**Given information**
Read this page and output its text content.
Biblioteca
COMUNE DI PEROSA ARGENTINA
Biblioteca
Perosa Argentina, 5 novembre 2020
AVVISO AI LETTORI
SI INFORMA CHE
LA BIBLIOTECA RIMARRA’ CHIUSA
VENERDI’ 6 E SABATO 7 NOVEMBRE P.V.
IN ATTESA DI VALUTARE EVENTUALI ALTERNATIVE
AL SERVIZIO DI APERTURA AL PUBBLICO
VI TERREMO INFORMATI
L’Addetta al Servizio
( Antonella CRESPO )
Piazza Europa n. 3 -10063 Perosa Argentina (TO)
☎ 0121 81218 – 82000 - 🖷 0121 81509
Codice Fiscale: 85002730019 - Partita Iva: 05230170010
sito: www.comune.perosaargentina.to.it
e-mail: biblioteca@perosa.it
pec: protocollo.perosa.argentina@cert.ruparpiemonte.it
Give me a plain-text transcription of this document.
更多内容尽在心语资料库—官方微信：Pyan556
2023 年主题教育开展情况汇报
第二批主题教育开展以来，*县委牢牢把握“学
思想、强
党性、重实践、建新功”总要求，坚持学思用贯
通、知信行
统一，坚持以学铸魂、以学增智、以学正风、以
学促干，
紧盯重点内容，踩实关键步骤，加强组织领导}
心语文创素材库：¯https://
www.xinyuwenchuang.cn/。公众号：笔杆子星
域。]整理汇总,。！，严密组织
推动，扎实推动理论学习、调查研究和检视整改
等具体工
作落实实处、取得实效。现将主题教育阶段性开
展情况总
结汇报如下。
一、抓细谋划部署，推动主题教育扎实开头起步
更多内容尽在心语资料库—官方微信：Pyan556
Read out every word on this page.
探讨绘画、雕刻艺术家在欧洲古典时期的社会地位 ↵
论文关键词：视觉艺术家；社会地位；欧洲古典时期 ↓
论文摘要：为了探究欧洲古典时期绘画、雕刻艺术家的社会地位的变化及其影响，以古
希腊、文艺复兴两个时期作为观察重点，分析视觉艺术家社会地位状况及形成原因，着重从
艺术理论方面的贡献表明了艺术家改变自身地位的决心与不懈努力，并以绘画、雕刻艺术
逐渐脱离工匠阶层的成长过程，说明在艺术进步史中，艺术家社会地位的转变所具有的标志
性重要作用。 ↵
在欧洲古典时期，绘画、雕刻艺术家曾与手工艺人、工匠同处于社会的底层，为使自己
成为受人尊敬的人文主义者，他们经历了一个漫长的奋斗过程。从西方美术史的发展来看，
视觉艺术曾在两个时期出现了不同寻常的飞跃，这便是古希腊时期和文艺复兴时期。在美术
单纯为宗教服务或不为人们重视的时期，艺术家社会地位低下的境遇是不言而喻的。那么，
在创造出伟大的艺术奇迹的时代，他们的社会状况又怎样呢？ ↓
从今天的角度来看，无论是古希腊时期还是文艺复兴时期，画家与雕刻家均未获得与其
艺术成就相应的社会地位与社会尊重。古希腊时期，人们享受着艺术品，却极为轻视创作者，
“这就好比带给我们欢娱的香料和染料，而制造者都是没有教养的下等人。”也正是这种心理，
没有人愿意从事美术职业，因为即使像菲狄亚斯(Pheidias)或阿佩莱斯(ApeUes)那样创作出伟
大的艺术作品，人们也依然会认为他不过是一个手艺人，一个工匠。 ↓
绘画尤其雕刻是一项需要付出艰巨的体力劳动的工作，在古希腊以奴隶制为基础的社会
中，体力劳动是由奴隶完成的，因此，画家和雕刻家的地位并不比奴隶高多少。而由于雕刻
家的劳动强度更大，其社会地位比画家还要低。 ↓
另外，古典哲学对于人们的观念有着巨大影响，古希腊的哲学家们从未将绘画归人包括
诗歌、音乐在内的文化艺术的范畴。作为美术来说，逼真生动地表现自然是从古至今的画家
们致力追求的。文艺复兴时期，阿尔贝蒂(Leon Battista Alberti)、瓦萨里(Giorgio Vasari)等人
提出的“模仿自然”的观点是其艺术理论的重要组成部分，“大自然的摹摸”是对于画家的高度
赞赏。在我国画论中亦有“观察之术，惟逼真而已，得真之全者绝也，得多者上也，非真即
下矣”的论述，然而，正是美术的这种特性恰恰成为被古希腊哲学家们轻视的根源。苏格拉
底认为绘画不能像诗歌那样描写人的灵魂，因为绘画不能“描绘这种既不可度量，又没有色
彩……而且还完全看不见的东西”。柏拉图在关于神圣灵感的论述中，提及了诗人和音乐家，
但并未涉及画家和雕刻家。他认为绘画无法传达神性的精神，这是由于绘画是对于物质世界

**Problem to solve**
Copy out the material word for word and line for line.

**Response to this exercise**
Read this page and output its text content.
Biblioteca
COMUNE DI PEROSA ARGENTINA
Biblioteca
Perosa Argentina, 5 novembre 2020
AVVISO AI LETTORI
SI INFORMA CHE
LA BIBLIOTECA RIMARRA’ CHIUSA
VENERDI’ 6 E SABATO 7 NOVEMBRE P.V.
IN ATTESA DI VALUTARE EVENTUALI ALTERNATIVE
AL SERVIZIO DI APERTURA AL PUBBLICO
VI TERREMO INFORMATI
L’Addetta al Servizio
( Antonella CRESPO )
Piazza Europa n. 3 -10063 Perosa Argentina (TO)
☎ 0121 81218 – 82000 - 🖷 0121 81509
Codice Fiscale: 85002730019 - Partita Iva: 05230170010
sito: www.comune.perosaargentina.to.it
e-mail: biblioteca@perosa.it
pec: protocollo.perosa.argentina@cert.ruparpiemonte.it
Give me a plain-text transcription of this document.
更多内容尽在心语资料库—官方微信：Pyan556
2023 年主题教育开展情况汇报
第二批主题教育开展以来，*县委牢牢把握“学
思想、强
党性、重实践、建新功”总要求，坚持学思用贯
通、知信行
统一，坚持以学铸魂、以学增智、以学正风、以
学促干，
紧盯重点内容，踩实关键步骤，加强组织领导}
心语文创素材库：¯https://
www.xinyuwenchuang.cn/。公众号：笔杆子星
域。]整理汇总,。！，严密组织
推动，扎实推动理论学习、调查研究和检视整改
等具体工
作落实实处、取得实效。现将主题教育阶段性开
展情况总
结汇报如下。
一、抓细谋划部署，推动主题教育扎实开头起步
更多内容尽在心语资料库—官方微信：Pyan556
Read out every word on this page.
探讨绘画、雕刻艺术家在欧洲古典时期的社会地位 ↵
论文关键词：视觉艺术家；社会地位；欧洲古典时期 ↓
论文摘要：为了探究欧洲古典时期绘画、雕刻艺术家的社会地位的变化及其影响，以古
希腊、文艺复兴两个时期作为观察重点，分析视觉艺术家社会地位状况及形成原因，着重从
艺术理论方面的贡献表明了艺术家改变自身地位的决心与不懈努力，并以绘画、雕刻艺术
逐渐脱离工匠阶层的成长过程，说明在艺术进步史中，艺术家社会地位的转变所具有的标志
性重要作用。 ↵
在欧洲古典时期，绘画、雕刻艺术家曾与手工艺人、工匠同处于社会的底层，为使自己
成为受人尊敬的人文主义者，他们经历了一个漫长的奋斗过程。从西方美术史的发展来看，
视觉艺术曾在两个时期出现了不同寻常的飞跃，这便是古希腊时期和文艺复兴时期。在美术
单纯为宗教服务或不为人们重视的时期，艺术家社会地位低下的境遇是不言而喻的。那么，
在创造出伟大的艺术奇迹的时代，他们的社会状况又怎样呢？ ↓
从今天的角度来看，无论是古希腊时期还是文艺复兴时期，画家与雕刻家均未获得与其
艺术成就相应的社会地位与社会尊重。古希腊时期，人们享受着艺术品，却极为轻视创作者，
“这就好比带给我们欢娱的香料和染料，而制造者都是没有教养的下等人。”也正是这种心理，
没有人愿意从事美术职业，因为即使像菲狄亚斯(Pheidias)或阿佩莱斯(ApeUes)那样创作出伟
大的艺术作品，人们也依然会认为他不过是一个手艺人，一个工匠。 ↓
绘画尤其雕刻是一项需要付出艰巨的体力劳动的工作，在古希腊以奴隶制为基础的社会
中，体力劳动是由奴隶完成的，因此，画家和雕刻家的地位并不比奴隶高多少。而由于雕刻
家的劳动强度更大，其社会地位比画家还要低。 ↓
另外，古典哲学对于人们的观念有着巨大影响，古希腊的哲学家们从未将绘画归人包括
诗歌、音乐在内的文化艺术的范畴。作为美术来说，逼真生动地表现自然是从古至今的画家
们致力追求的。文艺复兴时期，阿尔贝蒂(Leon Battista Alberti)、瓦萨里(Giorgio Vasari)等人
提出的“模仿自然”的观点是其艺术理论的重要组成部分，“大自然的摹摸”是对于画家的高度
赞赏。在我国画论中亦有“观察之术，惟逼真而已，得真之全者绝也，得多者上也，非真即
下矣”的论述，然而，正是美术的这种特性恰恰成为被古希腊哲学家们轻视的根源。苏格拉
底认为绘画不能像诗歌那样描写人的灵魂，因为绘画不能“描绘这种既不可度量，又没有色
彩……而且还完全看不见的东西”。柏拉图在关于神圣灵感的论述中，提及了诗人和音乐家，
但并未涉及画家和雕刻家。他认为绘画无法传达神性的精神，这是由于绘画是对于物质世界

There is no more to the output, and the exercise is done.